- **PAGE EXCERPT**
+--
Diagnosed with Asperger’s Syndrome, Robison puts his hand up for a study offering the tantalising prospect of enhanced emotional intelligence using Transcranial Magnetic Stimulation.
MEMOIR
Switched On by John Elder Robison
Scribe, $32.99
It takes a singular brain to invent the rocket-shooting guitars that, along with Gene Simmons’ tongue and some bad-ass lyrics turned KISS into seventies rock icons.
But while John Elder Robison’s gift for gizmos shot him to tech stardom as sound engineer to KISS and Pink Floyd, his ham-fisted handle on human empathy meant a childhood that was, in his words, lonely, broken and confused.
Robison’s 2007 bestseller Look Me in the Eye recounts his eventual diagnosis with Asperger’s syndrome; Switched On follows-up with the tale of a mind-bending scientific ride that leaves him questioning if life “on the spectrum” is such a curse after all.
+--
- **WHAT TO WORK ON**
A) Rewrite everything from "Diagnosed with Asperger’s" down to "seventies rock icons." in the Switched On review, putting "TMS" in place of "Transcranial Magnetic Stimulation".
B) According to the Switched On review, for which bands did Robison work as sound engineer?
C) Continue the review of Switched On from its last sentence.
+--
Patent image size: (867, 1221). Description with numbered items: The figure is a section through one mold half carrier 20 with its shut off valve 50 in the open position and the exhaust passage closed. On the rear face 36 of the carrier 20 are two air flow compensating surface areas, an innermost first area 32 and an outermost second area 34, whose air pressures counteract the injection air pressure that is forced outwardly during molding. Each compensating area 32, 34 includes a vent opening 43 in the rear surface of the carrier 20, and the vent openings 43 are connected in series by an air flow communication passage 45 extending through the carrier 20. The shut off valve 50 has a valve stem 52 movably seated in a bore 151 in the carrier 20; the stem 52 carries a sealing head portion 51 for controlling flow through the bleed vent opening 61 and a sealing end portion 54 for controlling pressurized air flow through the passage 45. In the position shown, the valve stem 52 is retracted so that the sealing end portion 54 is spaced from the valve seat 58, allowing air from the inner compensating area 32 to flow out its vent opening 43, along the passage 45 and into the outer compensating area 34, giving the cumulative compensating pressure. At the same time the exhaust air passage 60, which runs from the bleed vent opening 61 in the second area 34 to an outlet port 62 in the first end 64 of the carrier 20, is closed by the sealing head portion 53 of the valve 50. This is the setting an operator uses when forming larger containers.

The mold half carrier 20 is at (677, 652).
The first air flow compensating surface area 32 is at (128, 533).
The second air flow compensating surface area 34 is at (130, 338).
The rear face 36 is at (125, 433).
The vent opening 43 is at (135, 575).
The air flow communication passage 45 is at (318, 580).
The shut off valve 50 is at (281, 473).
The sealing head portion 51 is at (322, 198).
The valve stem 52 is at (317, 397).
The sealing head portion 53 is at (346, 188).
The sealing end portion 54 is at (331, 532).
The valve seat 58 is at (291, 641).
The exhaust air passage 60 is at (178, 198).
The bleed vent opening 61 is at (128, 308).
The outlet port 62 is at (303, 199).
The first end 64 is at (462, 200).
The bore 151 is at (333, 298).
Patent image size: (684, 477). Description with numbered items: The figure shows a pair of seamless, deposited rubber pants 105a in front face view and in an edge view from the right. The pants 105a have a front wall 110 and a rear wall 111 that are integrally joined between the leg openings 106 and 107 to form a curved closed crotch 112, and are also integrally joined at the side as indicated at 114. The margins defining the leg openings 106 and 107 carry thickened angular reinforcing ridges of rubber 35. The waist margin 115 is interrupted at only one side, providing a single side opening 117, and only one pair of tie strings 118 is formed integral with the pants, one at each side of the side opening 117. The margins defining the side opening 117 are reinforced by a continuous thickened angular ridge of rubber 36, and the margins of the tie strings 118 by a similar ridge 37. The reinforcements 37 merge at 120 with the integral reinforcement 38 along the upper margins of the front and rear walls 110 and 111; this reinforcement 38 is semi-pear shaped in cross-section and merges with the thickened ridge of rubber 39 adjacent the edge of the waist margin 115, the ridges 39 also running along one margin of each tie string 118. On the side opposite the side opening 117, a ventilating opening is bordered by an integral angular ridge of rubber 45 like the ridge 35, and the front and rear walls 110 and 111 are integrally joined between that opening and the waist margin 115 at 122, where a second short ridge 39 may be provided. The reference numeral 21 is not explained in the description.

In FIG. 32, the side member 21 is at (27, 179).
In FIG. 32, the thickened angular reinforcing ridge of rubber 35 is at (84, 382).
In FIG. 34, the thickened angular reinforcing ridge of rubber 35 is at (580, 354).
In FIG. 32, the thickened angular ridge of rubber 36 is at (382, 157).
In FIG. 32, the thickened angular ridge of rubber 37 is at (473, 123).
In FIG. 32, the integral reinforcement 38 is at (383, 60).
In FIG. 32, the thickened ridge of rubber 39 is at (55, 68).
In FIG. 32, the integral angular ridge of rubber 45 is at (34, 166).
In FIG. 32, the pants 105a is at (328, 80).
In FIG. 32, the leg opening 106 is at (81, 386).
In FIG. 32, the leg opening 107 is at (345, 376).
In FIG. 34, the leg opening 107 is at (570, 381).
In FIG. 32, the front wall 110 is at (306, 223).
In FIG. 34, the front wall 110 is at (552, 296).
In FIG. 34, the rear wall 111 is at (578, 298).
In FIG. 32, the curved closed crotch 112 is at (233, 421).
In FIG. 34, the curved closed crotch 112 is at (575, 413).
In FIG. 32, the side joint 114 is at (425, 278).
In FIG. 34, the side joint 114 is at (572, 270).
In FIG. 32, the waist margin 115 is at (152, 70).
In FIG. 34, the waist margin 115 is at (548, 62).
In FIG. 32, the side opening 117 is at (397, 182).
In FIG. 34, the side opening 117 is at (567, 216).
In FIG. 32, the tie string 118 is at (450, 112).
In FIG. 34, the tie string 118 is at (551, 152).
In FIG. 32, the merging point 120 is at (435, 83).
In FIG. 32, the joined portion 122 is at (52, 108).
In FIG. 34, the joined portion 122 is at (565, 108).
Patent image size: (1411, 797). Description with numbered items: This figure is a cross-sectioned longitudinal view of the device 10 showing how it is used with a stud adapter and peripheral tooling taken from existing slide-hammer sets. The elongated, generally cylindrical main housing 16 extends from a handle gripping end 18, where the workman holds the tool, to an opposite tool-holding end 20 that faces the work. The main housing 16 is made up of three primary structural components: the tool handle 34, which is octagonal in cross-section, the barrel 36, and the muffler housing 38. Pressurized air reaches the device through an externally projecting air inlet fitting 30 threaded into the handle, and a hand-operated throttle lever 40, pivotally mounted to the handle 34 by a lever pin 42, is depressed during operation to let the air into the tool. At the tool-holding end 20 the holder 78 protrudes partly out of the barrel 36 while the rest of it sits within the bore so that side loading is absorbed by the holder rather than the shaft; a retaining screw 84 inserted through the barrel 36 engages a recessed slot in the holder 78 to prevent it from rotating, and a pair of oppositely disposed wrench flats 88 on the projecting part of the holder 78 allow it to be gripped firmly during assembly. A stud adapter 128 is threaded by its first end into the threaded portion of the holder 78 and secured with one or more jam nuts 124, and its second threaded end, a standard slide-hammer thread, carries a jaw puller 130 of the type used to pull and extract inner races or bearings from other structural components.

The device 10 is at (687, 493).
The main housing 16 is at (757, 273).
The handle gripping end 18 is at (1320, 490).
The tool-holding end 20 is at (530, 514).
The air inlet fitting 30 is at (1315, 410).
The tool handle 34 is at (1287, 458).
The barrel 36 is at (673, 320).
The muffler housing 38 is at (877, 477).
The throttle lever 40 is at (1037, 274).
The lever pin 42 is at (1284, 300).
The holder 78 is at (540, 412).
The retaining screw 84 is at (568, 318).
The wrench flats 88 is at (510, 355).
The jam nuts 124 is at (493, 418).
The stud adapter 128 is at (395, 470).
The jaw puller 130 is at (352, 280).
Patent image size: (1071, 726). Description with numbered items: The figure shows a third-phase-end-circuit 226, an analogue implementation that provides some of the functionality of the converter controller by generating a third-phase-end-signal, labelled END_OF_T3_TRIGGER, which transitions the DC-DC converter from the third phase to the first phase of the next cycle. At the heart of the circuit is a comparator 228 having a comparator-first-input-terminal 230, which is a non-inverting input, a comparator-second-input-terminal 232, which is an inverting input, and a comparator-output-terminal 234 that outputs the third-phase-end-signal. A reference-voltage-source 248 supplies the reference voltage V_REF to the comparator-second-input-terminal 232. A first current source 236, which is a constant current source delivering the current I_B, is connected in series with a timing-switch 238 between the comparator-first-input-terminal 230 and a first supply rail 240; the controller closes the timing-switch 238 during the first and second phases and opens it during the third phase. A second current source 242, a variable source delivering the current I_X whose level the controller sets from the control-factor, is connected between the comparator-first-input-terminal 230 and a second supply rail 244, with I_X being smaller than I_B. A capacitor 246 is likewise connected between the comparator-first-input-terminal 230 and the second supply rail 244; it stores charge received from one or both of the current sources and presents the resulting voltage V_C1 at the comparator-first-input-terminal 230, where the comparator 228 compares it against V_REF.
+--
- **EXPECTED RESPONSES**
A)
Diagnosed with Asperger’s Syndrome, Robison puts his hand up for a study offering the tantalising prospect of enhanced emotional intelligence using TMS.
MEMOIR
Switched On by John Elder Robison
Scribe, $32.99
It takes a singular brain to invent the rocket-shooting guitars that, along with Gene Simmons’ tongue and some bad-ass lyrics turned KISS into seventies rock icons.

B) KISS and Pink Floyd.

C)
No one knows for sure what causes autism but one theory points to over-abundant neuroplasticity, the brain’s perennial ability to forge new pathways in the process of learning. The overshoot creates a multitude of spindly connections but not enough heavy haulage pathways to handle the brain’s urgent messages; to borrow the book’s analogy there are lots of bumpy byways and not enough superfast highways. And B roads don’t cut it when you need to send feelings.
Robison is all thumbs when it comes to reading other people’s emotions and responding in kind; sarcastic quips leave him baffled and when someone trips over about the best he can offer is, “Get up”. So he puts his hand up for a study offering the tantalising prospect of enhanced emotional intelligence using Transcranial Magnetic Stimulation (TMS), a technology that pulses low level electricity into the brain from a coil applied to the outside of the skull.
TMS is already an approved treatment for depression and migraine and its experimental promise in autism is to etch those crucial motorways into the mirror neurones that sense and respond to emotion.
Driving home after his first TMS session Robison gets more than he bargained for. As soul funk outfit The Tavares Brothers croons from his iPod Robison is overwhelmed with a hyperrealism that beams him back to the smoky ’70s and floods him with alien feelings.
“Perhaps I was hearing music pure, and true, without the distorting lens of autism. Perhaps others heard that emotion all along, and now I could too,” he writes.